-- START OF SOURCE MATERIAL --

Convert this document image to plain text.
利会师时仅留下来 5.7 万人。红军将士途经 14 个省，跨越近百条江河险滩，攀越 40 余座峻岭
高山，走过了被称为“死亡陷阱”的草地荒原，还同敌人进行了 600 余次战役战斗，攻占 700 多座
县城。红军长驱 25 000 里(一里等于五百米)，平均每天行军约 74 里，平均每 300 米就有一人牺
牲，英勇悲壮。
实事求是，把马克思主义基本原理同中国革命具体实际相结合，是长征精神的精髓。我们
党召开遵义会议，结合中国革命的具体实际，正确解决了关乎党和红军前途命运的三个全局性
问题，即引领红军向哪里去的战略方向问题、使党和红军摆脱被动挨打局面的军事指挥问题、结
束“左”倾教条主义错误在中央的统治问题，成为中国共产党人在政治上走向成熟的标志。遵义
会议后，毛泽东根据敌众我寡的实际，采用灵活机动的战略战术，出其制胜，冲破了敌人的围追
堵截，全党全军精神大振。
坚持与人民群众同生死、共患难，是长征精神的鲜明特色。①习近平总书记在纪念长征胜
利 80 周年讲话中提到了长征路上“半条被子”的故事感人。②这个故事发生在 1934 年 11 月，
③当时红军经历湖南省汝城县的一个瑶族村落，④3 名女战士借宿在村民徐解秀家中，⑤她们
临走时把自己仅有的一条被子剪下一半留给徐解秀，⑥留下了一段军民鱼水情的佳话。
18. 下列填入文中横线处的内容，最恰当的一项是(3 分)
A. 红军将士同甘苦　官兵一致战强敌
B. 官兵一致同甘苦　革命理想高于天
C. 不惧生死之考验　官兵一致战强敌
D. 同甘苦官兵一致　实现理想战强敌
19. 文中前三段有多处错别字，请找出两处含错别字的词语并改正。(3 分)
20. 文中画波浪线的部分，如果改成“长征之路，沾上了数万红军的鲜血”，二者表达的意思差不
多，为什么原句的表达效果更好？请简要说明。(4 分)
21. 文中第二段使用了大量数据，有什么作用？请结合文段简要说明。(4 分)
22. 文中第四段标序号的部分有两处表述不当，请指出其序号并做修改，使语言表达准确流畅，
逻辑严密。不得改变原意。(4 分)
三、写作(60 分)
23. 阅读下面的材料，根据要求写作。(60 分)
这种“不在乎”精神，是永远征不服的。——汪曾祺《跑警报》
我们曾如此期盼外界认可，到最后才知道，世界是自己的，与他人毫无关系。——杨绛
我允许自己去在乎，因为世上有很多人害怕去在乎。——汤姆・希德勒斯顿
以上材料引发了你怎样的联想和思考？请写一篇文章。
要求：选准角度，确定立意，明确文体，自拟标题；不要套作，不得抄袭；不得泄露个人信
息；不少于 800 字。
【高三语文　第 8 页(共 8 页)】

-- END OF SOURCE MATERIAL --

Quote every line of the data, word for word.

> [ANSWER TO THE EXERCISE]
Convert this document image to plain text.
利会师时仅留下来 5.7 万人。红军将士途经 14 个省，跨越近百条江河险滩，攀越 40 余座峻岭
高山，走过了被称为“死亡陷阱”的草地荒原，还同敌人进行了 600 余次战役战斗，攻占 700 多座
县城。红军长驱 25 000 里(一里等于五百米)，平均每天行军约 74 里，平均每 300 米就有一人牺
牲，英勇悲壮。
实事求是，把马克思主义基本原理同中国革命具体实际相结合，是长征精神的精髓。我们
党召开遵义会议，结合中国革命的具体实际，正确解决了关乎党和红军前途命运的三个全局性
问题，即引领红军向哪里去的战略方向问题、使党和红军摆脱被动挨打局面的军事指挥问题、结
束“左”倾教条主义错误在中央的统治问题，成为中国共产党人在政治上走向成熟的标志。遵义
会议后，毛泽东根据敌众我寡的实际，采用灵活机动的战略战术，出其制胜，冲破了敌人的围追
堵截，全党全军精神大振。
坚持与人民群众同生死、共患难，是长征精神的鲜明特色。①习近平总书记在纪念长征胜
利 80 周年讲话中提到了长征路上“半条被子”的故事感人。②这个故事发生在 1934 年 11 月，
③当时红军经历湖南省汝城县的一个瑶族村落，④3 名女战士借宿在村民徐解秀家中，⑤她们
临走时把自己仅有的一条被子剪下一半留给徐解秀，⑥留下了一段军民鱼水情的佳话。
18. 下列填入文中横线处的内容，最恰当的一项是(3 分)
A. 红军将士同甘苦　官兵一致战强敌
B. 官兵一致同甘苦　革命理想高于天
C. 不惧生死之考验　官兵一致战强敌
D. 同甘苦官兵一致　实现理想战强敌
19. 文中前三段有多处错别字，请找出两处含错别字的词语并改正。(3 分)
20. 文中画波浪线的部分，如果改成“长征之路，沾上了数万红军的鲜血”，二者表达的意思差不
多，为什么原句的表达效果更好？请简要说明。(4 分)
21. 文中第二段使用了大量数据，有什么作用？请结合文段简要说明。(4 分)
22. 文中第四段标序号的部分有两处表述不当，请指出其序号并做修改，使语言表达准确流畅，
逻辑严密。不得改变原意。(4 分)
三、写作(60 分)
23. 阅读下面的材料，根据要求写作。(60 分)
这种“不在乎”精神，是永远征不服的。——汪曾祺《跑警报》
我们曾如此期盼外界认可，到最后才知道，世界是自己的，与他人毫无关系。——杨绛
我允许自己去在乎，因为世上有很多人害怕去在乎。——汤姆・希德勒斯顿
以上材料引发了你怎样的联想和思考？请写一篇文章。
要求：选准角度，确定立意，明确文体，自拟标题；不要套作，不得抄袭；不得泄露个人信
息；不少于 800 字。
【高三语文　第 8 页(共 8 页)】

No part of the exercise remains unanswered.